**THE REQUEST:** Copy the entries below from the start through the line containing "x-tick-label: 4 (287, 482, 297, 502)", with "Bar" replaced by "Checkbox" and everything else left unchanged.

**RECORDS FOR THIS EXERCISE:**
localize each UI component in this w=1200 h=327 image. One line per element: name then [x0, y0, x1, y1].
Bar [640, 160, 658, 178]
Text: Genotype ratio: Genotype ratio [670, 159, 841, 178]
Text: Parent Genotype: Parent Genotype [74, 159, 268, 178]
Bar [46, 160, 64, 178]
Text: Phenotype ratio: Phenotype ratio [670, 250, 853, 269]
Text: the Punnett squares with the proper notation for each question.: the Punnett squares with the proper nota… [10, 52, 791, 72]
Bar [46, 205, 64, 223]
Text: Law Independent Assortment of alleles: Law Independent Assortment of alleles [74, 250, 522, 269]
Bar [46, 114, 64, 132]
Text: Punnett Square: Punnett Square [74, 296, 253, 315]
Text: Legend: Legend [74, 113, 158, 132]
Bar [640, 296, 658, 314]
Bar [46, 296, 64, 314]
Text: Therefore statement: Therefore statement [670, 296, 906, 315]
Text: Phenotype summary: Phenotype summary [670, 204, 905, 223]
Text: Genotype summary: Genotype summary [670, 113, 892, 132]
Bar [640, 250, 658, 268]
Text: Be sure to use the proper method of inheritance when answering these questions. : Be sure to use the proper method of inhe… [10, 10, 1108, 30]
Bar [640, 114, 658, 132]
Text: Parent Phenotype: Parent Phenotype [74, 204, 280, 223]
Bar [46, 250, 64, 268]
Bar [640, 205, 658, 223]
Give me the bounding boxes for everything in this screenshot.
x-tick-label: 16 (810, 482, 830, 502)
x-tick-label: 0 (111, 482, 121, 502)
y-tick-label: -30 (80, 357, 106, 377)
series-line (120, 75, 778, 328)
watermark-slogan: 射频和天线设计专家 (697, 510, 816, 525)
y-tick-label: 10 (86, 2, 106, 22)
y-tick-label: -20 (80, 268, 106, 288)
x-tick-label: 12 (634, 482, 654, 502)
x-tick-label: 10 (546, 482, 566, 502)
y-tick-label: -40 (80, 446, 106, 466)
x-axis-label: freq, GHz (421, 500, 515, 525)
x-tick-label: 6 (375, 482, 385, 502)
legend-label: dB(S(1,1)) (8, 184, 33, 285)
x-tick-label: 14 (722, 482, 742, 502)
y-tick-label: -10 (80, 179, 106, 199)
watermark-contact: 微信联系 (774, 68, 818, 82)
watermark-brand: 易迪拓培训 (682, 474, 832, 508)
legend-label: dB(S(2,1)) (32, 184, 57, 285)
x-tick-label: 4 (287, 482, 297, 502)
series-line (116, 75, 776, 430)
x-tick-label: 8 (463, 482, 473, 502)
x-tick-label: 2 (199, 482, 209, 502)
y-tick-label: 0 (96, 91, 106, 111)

**TASK RESPONSE:**
localize each UI component in this w=1200 h=327 image. One line per element: name then [x0, y0, x1, y1].
Checkbox [640, 160, 658, 178]
Text: Genotype ratio: Genotype ratio [670, 159, 841, 178]
Text: Parent Genotype: Parent Genotype [74, 159, 268, 178]
Checkbox [46, 160, 64, 178]
Text: Phenotype ratio: Phenotype ratio [670, 250, 853, 269]
Text: the Punnett squares with the proper notation for each question.: the Punnett squares with the proper nota… [10, 52, 791, 72]
Checkbox [46, 205, 64, 223]
Text: Law Independent Assortment of alleles: Law Independent Assortment of alleles [74, 250, 522, 269]
Checkbox [46, 114, 64, 132]
Text: Punnett Square: Punnett Square [74, 296, 253, 315]
Text: Legend: Legend [74, 113, 158, 132]
Checkbox [640, 296, 658, 314]
Checkbox [46, 296, 64, 314]
Text: Therefore statement: Therefore statement [670, 296, 906, 315]
Text: Phenotype summary: Phenotype summary [670, 204, 905, 223]
Text: Genotype summary: Genotype summary [670, 113, 892, 132]
Checkbox [640, 250, 658, 268]
Text: Be sure to use the proper method of inheritance when answering these questions. : Be sure to use the proper method of inhe… [10, 10, 1108, 30]
Checkbox [640, 114, 658, 132]
Text: Parent Phenotype: Parent Phenotype [74, 204, 280, 223]
Checkbox [46, 250, 64, 268]
Checkbox [640, 205, 658, 223]
Give me the bounding boxes for everything in this screenshot.
x-tick-label: 16 (810, 482, 830, 502)
x-tick-label: 0 (111, 482, 121, 502)
y-tick-label: -30 (80, 357, 106, 377)
series-line (120, 75, 778, 328)
watermark-slogan: 射频和天线设计专家 (697, 510, 816, 525)
y-tick-label: 10 (86, 2, 106, 22)
y-tick-label: -20 (80, 268, 106, 288)
x-tick-label: 12 (634, 482, 654, 502)
x-tick-label: 10 (546, 482, 566, 502)
y-tick-label: -40 (80, 446, 106, 466)
x-axis-label: freq, GHz (421, 500, 515, 525)
x-tick-label: 6 (375, 482, 385, 502)
legend-label: dB(S(1,1)) (8, 184, 33, 285)
x-tick-label: 14 (722, 482, 742, 502)
y-tick-label: -10 (80, 179, 106, 199)
watermark-contact: 微信联系 (774, 68, 818, 82)
watermark-brand: 易迪拓培训 (682, 474, 832, 508)
legend-label: dB(S(2,1)) (32, 184, 57, 285)
x-tick-label: 4 (287, 482, 297, 502)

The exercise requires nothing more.